(Stored items)
━━━━━━━━━━━━━━━━

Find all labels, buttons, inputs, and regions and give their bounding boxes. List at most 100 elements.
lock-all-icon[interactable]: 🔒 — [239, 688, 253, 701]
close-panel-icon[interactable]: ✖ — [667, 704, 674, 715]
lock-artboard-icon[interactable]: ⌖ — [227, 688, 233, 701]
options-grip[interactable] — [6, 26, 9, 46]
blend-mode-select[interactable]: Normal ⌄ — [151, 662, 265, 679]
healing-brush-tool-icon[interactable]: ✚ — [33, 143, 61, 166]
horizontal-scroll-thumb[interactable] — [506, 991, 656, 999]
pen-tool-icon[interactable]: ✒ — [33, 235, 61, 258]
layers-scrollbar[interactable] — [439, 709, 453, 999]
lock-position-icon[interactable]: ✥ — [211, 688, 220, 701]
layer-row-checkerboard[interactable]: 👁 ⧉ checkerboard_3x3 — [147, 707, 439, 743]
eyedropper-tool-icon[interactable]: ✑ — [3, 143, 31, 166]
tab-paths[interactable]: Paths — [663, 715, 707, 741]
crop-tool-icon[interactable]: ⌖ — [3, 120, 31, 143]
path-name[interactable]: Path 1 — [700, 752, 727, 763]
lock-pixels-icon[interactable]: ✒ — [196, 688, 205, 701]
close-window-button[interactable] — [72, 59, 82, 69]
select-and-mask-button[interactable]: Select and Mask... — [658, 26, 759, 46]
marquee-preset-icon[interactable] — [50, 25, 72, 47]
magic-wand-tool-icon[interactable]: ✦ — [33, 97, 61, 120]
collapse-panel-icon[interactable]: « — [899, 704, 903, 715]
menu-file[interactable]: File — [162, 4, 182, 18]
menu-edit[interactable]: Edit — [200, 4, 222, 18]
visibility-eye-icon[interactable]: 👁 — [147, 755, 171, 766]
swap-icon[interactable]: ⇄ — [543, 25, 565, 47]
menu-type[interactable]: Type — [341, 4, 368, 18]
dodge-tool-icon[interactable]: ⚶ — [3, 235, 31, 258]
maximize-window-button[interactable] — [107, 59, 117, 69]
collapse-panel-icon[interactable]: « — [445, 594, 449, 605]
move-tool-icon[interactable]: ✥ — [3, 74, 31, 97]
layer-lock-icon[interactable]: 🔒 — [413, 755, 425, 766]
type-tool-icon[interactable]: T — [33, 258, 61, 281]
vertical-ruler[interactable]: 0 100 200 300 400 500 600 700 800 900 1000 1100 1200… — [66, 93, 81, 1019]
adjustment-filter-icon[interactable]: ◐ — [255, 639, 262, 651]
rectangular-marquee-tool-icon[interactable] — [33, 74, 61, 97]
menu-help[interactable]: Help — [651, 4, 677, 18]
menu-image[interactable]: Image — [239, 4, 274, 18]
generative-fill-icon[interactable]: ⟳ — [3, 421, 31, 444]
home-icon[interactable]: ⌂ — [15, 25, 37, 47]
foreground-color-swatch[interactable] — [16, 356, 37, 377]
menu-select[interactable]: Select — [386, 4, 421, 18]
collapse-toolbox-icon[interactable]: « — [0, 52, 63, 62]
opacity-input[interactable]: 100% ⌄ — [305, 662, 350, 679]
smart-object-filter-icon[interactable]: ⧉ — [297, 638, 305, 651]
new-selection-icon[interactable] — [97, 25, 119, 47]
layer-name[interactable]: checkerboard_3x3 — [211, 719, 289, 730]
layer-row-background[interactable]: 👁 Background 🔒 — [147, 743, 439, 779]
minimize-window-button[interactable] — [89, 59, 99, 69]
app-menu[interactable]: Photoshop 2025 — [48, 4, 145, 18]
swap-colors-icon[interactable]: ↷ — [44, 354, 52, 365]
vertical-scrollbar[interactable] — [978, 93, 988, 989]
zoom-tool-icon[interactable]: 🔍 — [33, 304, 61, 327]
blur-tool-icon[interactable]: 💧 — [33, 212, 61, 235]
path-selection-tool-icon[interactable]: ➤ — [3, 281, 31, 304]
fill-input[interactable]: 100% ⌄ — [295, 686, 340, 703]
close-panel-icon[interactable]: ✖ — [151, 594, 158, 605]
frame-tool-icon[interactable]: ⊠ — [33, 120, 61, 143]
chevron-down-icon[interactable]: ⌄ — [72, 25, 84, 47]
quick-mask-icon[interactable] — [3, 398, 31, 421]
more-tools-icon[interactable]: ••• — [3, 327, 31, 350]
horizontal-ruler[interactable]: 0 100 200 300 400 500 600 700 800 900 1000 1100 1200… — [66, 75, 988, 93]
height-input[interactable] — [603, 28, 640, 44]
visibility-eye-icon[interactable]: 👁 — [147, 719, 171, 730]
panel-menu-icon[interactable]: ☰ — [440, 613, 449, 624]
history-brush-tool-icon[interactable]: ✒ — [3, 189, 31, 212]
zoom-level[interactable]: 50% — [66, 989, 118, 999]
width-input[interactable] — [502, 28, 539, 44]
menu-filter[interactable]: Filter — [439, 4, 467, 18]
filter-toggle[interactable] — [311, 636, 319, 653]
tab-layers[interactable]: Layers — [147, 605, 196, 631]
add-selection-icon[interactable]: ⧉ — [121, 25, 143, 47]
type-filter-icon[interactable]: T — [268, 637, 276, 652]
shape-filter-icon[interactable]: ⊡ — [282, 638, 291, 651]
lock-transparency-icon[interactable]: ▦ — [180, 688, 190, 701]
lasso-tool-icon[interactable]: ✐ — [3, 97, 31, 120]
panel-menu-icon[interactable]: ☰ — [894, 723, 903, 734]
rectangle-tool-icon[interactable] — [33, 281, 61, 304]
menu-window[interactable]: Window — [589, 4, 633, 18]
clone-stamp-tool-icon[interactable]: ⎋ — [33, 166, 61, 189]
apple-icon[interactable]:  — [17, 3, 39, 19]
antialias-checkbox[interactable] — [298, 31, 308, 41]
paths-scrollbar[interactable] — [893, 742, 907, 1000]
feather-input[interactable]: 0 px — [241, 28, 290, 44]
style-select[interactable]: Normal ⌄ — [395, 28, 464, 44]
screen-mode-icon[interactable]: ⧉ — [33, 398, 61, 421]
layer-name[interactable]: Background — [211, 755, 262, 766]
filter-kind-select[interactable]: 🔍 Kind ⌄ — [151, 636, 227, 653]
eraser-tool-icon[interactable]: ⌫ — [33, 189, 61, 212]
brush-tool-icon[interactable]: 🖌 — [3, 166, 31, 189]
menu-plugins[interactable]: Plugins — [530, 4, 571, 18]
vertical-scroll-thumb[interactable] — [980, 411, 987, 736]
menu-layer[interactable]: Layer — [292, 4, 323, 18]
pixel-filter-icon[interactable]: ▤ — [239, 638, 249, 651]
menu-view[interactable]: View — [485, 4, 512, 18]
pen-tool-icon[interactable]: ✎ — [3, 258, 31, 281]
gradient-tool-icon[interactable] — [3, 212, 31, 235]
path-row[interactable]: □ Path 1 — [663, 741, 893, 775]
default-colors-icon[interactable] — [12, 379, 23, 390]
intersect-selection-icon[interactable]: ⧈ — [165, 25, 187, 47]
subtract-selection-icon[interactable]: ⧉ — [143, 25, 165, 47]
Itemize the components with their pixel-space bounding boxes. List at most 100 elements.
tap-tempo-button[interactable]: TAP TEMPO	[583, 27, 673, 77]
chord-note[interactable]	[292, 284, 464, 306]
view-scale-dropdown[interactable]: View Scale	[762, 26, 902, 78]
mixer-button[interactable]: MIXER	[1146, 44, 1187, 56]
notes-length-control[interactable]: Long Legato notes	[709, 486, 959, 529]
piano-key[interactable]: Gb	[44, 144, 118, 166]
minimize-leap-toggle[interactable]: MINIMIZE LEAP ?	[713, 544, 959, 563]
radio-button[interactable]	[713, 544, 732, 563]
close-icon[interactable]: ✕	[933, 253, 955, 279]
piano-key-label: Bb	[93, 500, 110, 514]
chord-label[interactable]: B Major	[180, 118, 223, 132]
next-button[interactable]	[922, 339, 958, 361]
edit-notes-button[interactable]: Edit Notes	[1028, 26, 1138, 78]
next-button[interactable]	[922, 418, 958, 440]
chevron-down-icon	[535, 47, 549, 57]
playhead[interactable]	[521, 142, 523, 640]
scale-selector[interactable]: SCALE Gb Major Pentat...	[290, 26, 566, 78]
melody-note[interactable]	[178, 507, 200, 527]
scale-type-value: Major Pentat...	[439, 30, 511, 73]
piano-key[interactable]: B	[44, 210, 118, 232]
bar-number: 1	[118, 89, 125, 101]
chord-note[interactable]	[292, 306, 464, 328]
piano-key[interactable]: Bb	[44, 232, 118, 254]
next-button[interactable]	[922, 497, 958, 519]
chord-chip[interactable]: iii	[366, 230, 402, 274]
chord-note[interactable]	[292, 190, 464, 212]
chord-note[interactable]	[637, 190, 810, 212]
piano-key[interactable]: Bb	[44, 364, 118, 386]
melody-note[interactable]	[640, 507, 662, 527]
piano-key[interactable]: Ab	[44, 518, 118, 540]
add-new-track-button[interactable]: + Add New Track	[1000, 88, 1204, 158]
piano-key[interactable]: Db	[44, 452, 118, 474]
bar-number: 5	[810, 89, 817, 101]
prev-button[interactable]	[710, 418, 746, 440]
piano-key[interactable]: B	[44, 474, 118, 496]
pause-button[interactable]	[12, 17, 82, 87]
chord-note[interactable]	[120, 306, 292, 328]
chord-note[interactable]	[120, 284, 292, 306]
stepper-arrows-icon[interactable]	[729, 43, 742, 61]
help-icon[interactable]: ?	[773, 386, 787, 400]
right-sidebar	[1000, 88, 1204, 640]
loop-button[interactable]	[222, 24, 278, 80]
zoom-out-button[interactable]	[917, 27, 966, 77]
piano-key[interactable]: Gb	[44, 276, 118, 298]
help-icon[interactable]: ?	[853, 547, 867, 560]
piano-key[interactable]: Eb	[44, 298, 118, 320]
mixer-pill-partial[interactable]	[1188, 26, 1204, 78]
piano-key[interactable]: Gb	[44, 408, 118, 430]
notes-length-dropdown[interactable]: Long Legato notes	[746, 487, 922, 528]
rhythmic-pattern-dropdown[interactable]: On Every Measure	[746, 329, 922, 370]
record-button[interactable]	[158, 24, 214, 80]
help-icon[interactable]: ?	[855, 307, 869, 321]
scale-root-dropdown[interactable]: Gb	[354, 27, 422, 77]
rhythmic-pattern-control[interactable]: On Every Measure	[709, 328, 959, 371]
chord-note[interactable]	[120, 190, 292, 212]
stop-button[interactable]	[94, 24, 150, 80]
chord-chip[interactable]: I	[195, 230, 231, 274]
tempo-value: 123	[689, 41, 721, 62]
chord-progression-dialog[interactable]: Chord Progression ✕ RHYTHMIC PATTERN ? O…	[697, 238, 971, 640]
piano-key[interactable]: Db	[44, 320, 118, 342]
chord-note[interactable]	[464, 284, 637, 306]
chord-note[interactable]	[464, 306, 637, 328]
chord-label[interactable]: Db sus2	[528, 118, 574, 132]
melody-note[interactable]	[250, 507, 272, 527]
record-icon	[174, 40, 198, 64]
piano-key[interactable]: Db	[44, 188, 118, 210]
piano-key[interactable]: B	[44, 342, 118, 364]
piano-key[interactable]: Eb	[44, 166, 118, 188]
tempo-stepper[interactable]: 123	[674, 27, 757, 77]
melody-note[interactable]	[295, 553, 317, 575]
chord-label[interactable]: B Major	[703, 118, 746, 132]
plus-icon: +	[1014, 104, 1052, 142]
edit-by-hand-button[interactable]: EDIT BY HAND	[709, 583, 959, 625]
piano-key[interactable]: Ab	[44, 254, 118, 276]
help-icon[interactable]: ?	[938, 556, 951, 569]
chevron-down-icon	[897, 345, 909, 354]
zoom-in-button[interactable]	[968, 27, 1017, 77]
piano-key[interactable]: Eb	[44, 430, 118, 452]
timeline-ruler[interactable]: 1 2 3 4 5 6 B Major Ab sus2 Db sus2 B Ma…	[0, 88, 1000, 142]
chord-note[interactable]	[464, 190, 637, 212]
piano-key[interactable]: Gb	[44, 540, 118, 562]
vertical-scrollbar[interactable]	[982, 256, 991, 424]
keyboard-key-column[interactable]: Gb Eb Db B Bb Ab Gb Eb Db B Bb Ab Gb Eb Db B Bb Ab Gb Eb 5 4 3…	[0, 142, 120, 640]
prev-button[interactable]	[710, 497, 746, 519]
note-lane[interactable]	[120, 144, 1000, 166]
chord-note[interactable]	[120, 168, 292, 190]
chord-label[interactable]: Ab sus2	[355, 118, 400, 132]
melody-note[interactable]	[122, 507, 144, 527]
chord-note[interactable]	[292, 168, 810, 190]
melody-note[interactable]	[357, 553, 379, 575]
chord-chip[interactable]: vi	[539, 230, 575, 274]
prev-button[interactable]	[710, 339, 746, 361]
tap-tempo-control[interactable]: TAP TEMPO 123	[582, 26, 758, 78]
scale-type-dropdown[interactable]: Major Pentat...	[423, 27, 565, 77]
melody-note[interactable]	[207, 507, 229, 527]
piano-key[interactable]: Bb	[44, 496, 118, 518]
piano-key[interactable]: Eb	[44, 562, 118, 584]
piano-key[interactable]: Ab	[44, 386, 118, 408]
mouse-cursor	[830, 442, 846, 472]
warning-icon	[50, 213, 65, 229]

━━━━━━━━━━━━━━━━

Return the data word for word, starting at its first line and stopping after the line that contains "blend-mode-select[interactable]: Normal ⌄".

(The answer):
Find all labels, buttons, inputs, and regions and give their bounding boxes. List at most 100 elements.
lock-all-icon[interactable]: 🔒 — [239, 688, 253, 701]
close-panel-icon[interactable]: ✖ — [667, 704, 674, 715]
lock-artboard-icon[interactable]: ⌖ — [227, 688, 233, 701]
options-grip[interactable] — [6, 26, 9, 46]
blend-mode-select[interactable]: Normal ⌄ — [151, 662, 265, 679]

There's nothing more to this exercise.